▶ Problem details
The listing beneath should be written out in full, exactly as shown.

▶ Given data
::::
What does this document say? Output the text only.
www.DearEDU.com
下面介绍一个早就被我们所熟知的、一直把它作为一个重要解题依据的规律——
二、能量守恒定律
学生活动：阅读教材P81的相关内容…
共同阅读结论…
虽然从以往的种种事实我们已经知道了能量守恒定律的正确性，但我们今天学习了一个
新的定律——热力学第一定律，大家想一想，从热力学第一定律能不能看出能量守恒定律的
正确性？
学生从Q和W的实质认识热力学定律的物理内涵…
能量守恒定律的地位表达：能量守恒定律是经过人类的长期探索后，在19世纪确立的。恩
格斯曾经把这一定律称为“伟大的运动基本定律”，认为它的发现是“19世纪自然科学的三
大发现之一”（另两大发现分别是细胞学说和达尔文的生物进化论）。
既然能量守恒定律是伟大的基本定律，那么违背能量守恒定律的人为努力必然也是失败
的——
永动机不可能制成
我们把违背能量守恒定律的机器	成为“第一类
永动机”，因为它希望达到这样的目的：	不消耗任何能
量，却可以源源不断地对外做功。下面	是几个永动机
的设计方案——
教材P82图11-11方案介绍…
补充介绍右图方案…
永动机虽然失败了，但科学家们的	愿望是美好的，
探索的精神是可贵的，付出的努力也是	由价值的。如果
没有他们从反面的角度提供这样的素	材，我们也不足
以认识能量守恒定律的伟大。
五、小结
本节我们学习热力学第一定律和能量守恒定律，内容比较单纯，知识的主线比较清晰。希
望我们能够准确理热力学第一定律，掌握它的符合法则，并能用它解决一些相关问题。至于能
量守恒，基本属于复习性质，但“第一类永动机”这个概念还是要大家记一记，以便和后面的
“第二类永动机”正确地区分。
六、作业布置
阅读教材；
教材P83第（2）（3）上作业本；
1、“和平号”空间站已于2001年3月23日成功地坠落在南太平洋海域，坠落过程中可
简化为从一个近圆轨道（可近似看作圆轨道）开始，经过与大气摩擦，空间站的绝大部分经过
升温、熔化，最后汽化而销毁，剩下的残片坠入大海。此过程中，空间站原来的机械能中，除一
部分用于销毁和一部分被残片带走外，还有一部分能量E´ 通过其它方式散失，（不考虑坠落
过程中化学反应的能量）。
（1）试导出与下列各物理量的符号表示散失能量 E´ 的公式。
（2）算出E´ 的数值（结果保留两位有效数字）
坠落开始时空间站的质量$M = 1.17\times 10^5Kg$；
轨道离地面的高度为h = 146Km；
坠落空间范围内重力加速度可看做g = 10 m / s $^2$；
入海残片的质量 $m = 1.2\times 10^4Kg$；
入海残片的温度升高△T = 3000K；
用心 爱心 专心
::::
▶ Answer to this problem
What does this document say? Output the text only.
www.DearEDU.com
下面介绍一个早就被我们所熟知的、一直把它作为一个重要解题依据的规律——
二、能量守恒定律
学生活动：阅读教材P81的相关内容…
共同阅读结论…
虽然从以往的种种事实我们已经知道了能量守恒定律的正确性，但我们今天学习了一个
新的定律——热力学第一定律，大家想一想，从热力学第一定律能不能看出能量守恒定律的
正确性？
学生从Q和W的实质认识热力学定律的物理内涵…
能量守恒定律的地位表达：能量守恒定律是经过人类的长期探索后，在19世纪确立的。恩
格斯曾经把这一定律称为“伟大的运动基本定律”，认为它的发现是“19世纪自然科学的三
大发现之一”（另两大发现分别是细胞学说和达尔文的生物进化论）。
既然能量守恒定律是伟大的基本定律，那么违背能量守恒定律的人为努力必然也是失败
的——
永动机不可能制成
我们把违背能量守恒定律的机器	成为“第一类
永动机”，因为它希望达到这样的目的：	不消耗任何能
量，却可以源源不断地对外做功。下面	是几个永动机
的设计方案——
教材P82图11-11方案介绍…
补充介绍右图方案…
永动机虽然失败了，但科学家们的	愿望是美好的，
探索的精神是可贵的，付出的努力也是	由价值的。如果
没有他们从反面的角度提供这样的素	材，我们也不足
以认识能量守恒定律的伟大。
五、小结
本节我们学习热力学第一定律和能量守恒定律，内容比较单纯，知识的主线比较清晰。希
望我们能够准确理热力学第一定律，掌握它的符合法则，并能用它解决一些相关问题。至于能
量守恒，基本属于复习性质，但“第一类永动机”这个概念还是要大家记一记，以便和后面的
“第二类永动机”正确地区分。
六、作业布置
阅读教材；
教材P83第（2）（3）上作业本；
1、“和平号”空间站已于2001年3月23日成功地坠落在南太平洋海域，坠落过程中可
简化为从一个近圆轨道（可近似看作圆轨道）开始，经过与大气摩擦，空间站的绝大部分经过
升温、熔化，最后汽化而销毁，剩下的残片坠入大海。此过程中，空间站原来的机械能中，除一
部分用于销毁和一部分被残片带走外，还有一部分能量E´ 通过其它方式散失，（不考虑坠落
过程中化学反应的能量）。
（1）试导出与下列各物理量的符号表示散失能量 E´ 的公式。
（2）算出E´ 的数值（结果保留两位有效数字）
坠落开始时空间站的质量$M = 1.17\times 10^5Kg$；
轨道离地面的高度为h = 146Km；
坠落空间范围内重力加速度可看做g = 10 m / s $^2$；
入海残片的质量 $m = 1.2\times 10^4Kg$；
入海残片的温度升高△T = 3000K；
用心 爱心 专心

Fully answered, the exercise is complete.